▶ [AIM OF THE TASK]:
Arrange every line of the records below as a Markdown table with two columns, Row and Line, where Row numbers each line in order and blank lines are left out.

▶ [SUPPLIED MATERIAL]:
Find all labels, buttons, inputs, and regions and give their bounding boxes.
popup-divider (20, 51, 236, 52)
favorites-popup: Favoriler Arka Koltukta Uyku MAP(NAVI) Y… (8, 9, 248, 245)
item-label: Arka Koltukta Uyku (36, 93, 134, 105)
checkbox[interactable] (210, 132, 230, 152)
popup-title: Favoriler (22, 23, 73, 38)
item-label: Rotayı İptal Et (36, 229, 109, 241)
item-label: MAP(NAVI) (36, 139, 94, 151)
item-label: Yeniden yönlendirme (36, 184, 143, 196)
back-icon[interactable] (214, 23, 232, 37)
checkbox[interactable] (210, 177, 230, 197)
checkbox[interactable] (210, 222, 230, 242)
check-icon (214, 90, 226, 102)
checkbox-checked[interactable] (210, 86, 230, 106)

▶ [EXERCISE RESPONSE]:
| Row | Line |
|---|---|
| 1 | Find all labels, buttons, inputs, and regions and give their bounding boxes. |
| 2 | popup-divider (20, 51, 236, 52) |
| 3 | favorites-popup: Favoriler Arka Koltukta Uyku MAP(NAVI) Y… (8, 9, 248, 245) |
| 4 | item-label: Arka Koltukta Uyku (36, 93, 134, 105) |
| 5 | checkbox[interactable] (210, 132, 230, 152) |
| 6 | popup-title: Favoriler (22, 23, 73, 38) |
| 7 | item-label: Rotayı İptal Et (36, 229, 109, 241) |
| 8 | item-label: MAP(NAVI) (36, 139, 94, 151) |
| 9 | item-label: Yeniden yönlendirme (36, 184, 143, 196) |
| 10 | back-icon[interactable] (214, 23, 232, 37) |
| 11 | checkbox[interactable] (210, 177, 230, 197) |
| 12 | checkbox[interactable] (210, 222, 230, 242) |
| 13 | check-icon (214, 90, 226, 102) |
| 14 | checkbox-checked[interactable] (210, 86, 230, 106) |